**TUJUAN TUGAS**
Teruskan berita tentang pertemuan puncak virtual BRICS di bawah ini, mulai setelah kalimat terakhirnya.

Sumber: South China Morning Post | Editor: Barratut Taqiyyah Rafie
KONTAN.CO.ID - Para anggota negara-negara BRICS menghadiri pertemuan puncak virtual pada hari Senin (8/9/2025), yang diselenggarakan oleh Presiden Brasil Luiz Inácio Lula da Silva. Pertemuan virtual ini bertujuan untuk mengambil sikap tegas terhadap eskalasi perang dagang Presiden AS Donald Trump.
Akan tetapi, pertemuan yang digelar dengan cepat ini justru menjadi ajang kewaspadaan, karena negara-negara besar di blok tersebut, Brasil dan India, berusaha menghindari kemarahan lebih lanjut dari Trump.
Mengutip South China Morning Post, Perdana Menteri India Narendra Modi, salah satu pemimpin pendiri BRICS, tidak hadir dalam pertemuan tersebut, dan mengutus Menteri Luar Negeri Subrahmanyam Jaishankar untuk menggantikannya. Ini sebagai sinyal upaya penyeimbangan yang cermat dengan Washington, karena Trump tidak merahasiakan kemarahannya terhadap blok tersebut.
Jaishankar, seorang diplomat kawakan, mewujudkan aksi penyeimbangan ini di layar kaca.
"Meningkatkan hambatan dan mempersulit transaksi tidak akan membantu, begitu pula dengan mengaitkan langkah-langkah perdagangan dengan masalah non-perdagangan," ujarnya, menyindir taktik tarif Washington.
Baca Juga: BRICS Kuasai 55% Populasi Dunia, Prabowo: Pilar Kekuatan Global
Ia segera beralih ke dalam negeri, mendesak mitra-mitra BRICS untuk mengatasi defisit perdagangan India yang membengkak - seperti defisit US$ 99 miliar dengan Beijing tahun lalu.

**CUPLIKAN DATASET**
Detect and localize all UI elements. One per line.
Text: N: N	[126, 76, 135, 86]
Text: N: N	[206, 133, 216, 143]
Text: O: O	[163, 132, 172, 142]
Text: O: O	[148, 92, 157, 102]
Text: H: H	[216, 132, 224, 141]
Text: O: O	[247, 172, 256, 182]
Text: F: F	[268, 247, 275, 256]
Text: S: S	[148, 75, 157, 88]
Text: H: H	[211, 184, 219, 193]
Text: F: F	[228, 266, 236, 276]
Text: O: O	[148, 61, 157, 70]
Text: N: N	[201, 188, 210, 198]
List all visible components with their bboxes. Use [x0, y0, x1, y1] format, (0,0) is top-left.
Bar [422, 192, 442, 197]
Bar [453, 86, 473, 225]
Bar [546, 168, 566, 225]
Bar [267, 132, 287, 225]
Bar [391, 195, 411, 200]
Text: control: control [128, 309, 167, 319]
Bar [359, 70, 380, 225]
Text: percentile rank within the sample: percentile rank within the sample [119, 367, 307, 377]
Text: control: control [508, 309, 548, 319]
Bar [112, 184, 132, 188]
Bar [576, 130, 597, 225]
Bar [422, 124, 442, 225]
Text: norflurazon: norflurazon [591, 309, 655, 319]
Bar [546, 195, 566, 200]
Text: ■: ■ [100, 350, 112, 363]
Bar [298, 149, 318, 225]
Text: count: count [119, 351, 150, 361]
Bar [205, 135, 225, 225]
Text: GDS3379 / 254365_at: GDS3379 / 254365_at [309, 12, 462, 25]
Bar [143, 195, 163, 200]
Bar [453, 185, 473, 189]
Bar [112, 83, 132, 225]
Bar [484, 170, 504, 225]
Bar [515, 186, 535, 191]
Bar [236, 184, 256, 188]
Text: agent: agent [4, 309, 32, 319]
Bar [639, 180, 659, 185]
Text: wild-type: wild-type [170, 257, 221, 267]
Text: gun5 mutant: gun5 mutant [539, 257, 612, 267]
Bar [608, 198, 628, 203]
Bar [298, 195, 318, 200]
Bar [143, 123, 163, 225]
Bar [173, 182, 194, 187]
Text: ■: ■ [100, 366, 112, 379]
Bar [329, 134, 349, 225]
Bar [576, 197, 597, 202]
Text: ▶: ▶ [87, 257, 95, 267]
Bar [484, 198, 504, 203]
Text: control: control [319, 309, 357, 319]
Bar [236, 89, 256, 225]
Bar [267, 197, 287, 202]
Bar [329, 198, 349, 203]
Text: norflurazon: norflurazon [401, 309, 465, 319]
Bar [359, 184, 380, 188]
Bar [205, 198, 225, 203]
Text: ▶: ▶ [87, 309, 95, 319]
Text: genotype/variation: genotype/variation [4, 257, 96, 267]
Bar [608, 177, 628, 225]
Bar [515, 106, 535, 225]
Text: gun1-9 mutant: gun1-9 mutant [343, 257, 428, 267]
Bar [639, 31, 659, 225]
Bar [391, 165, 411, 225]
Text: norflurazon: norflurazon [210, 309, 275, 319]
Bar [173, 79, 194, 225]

**HASIL LATIHAN**
"BRICS sendiri dapat menjadi contoh dengan meninjau arus perdagangan antar negara anggotanya. Terkait India, beberapa defisit terbesar kami terjadi dengan mitra BRICS, dan kami telah mendesak solusi yang cepat," ujarnya, tanpa menyebut Tiongkok.
Menurut Mihaela Papa dari MIT Center for International Studies, India sedang mengkalibrasi ulang strateginya.
"Dan ketidakhadiran Modi memberinya ruang, karena Trump "kurang yakin" dibandingkan mantan Presiden Joe Biden akan kontribusi India terhadap kepentingan AS," jelas Papa.
Ia menambahkan bahwa pernyataan Jaishankar menandakan "kehati-hatian" - baik dalam pendekatan India terhadap Trump maupun dalam kepercayaannya terhadap anggota BRICS lainnya.
Papa mencatat bahwa seiring India bersiap untuk memimpin blok tersebut pada tahun 2026, hubungannya dengan AS dapat membentuk arah kelompok tersebut.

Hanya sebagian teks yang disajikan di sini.